■ Directive: Copy everything in the data from the line containing "Localize each UI" down to the line containing "FancyBboxPatch shape bbox=[15, 99, 27, 103]", putting "control" wherever "component" appears and changing nothing else. Leave the pictures out of your copy.

■ Entries supplied:
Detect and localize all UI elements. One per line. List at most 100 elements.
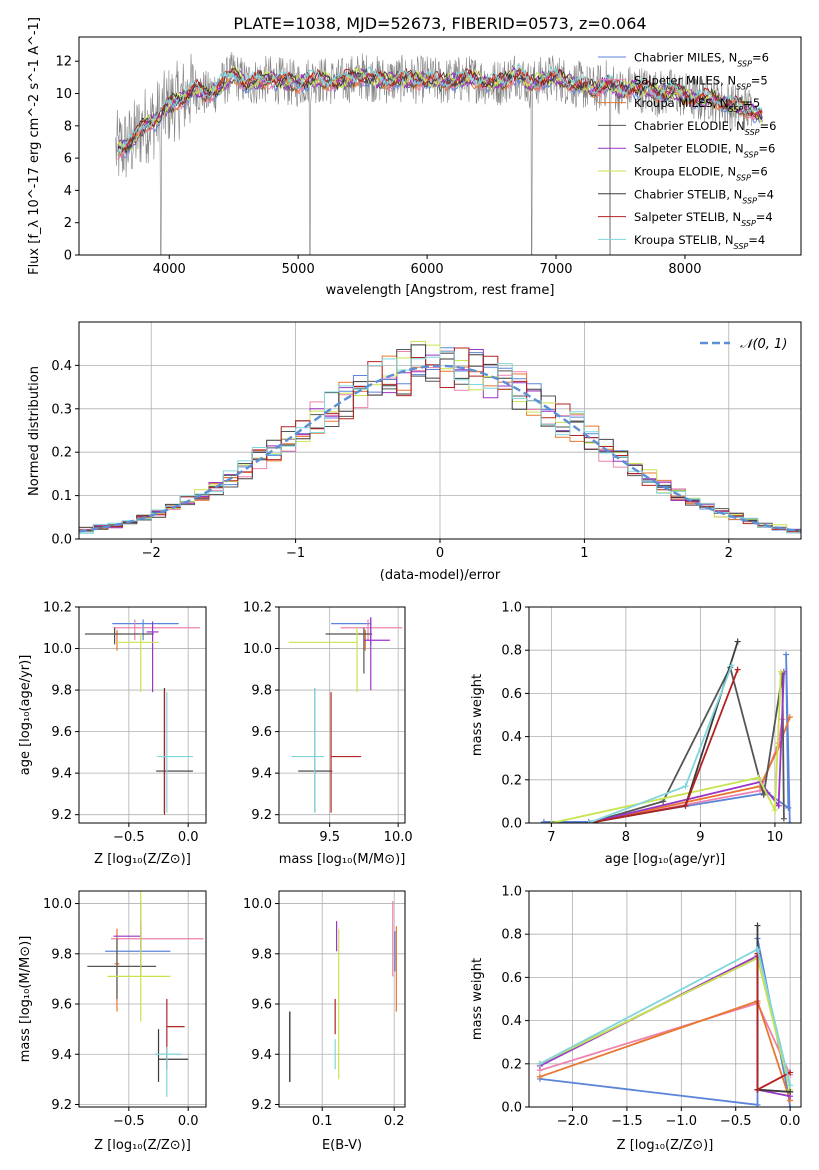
* * *
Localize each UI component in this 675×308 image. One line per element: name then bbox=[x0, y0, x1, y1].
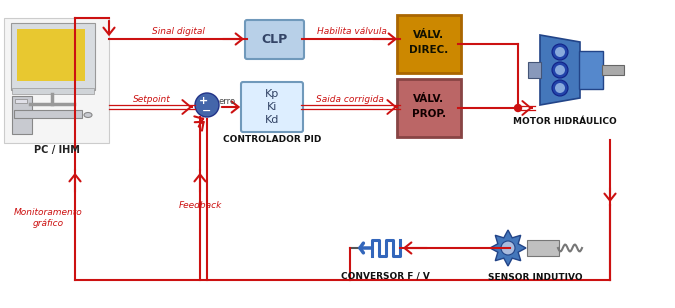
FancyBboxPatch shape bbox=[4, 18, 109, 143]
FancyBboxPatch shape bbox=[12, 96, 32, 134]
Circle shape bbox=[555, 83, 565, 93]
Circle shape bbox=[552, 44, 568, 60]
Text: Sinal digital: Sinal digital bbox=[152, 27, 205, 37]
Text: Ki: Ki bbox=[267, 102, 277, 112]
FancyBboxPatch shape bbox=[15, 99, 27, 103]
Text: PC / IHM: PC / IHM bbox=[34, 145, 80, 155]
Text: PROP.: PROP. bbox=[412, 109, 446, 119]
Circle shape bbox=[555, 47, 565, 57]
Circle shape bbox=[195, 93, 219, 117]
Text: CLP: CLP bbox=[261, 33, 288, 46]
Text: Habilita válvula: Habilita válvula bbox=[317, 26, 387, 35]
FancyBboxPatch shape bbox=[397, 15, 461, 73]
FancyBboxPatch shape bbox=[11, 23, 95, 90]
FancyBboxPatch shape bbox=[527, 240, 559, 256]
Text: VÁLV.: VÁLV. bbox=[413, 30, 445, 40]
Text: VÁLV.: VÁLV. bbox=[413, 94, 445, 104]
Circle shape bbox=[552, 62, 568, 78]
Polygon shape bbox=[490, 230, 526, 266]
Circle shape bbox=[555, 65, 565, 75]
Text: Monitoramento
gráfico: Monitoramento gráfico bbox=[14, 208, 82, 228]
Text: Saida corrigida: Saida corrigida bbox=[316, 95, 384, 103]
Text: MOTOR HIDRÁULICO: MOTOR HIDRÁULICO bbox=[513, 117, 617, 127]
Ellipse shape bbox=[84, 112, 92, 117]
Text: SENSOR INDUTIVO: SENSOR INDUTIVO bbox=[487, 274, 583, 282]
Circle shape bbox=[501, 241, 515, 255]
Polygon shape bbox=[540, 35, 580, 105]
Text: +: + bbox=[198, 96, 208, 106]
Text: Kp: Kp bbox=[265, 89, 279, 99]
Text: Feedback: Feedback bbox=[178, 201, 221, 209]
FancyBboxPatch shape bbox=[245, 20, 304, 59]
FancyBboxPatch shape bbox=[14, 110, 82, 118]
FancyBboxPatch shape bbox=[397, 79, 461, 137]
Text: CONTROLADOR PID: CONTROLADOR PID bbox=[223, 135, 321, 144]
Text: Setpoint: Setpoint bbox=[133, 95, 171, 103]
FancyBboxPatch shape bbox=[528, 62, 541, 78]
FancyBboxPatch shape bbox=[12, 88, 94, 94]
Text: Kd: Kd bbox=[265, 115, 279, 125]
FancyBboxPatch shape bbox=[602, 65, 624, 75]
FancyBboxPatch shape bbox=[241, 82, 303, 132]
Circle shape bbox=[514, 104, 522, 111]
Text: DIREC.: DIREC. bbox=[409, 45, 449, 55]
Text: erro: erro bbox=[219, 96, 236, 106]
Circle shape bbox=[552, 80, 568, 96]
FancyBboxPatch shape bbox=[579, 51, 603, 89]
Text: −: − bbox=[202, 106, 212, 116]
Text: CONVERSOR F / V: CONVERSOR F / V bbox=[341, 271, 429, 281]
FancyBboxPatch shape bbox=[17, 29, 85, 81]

■ Result of this task:
Localize each UI control in this 675×308 image. One line per element: name then bbox=[x0, y0, x1, y1].
FancyBboxPatch shape bbox=[4, 18, 109, 143]
FancyBboxPatch shape bbox=[12, 96, 32, 134]
Circle shape bbox=[555, 83, 565, 93]
Circle shape bbox=[552, 44, 568, 60]
Text: Sinal digital: Sinal digital bbox=[152, 27, 205, 37]
Text: Ki: Ki bbox=[267, 102, 277, 112]
FancyBboxPatch shape bbox=[15, 99, 27, 103]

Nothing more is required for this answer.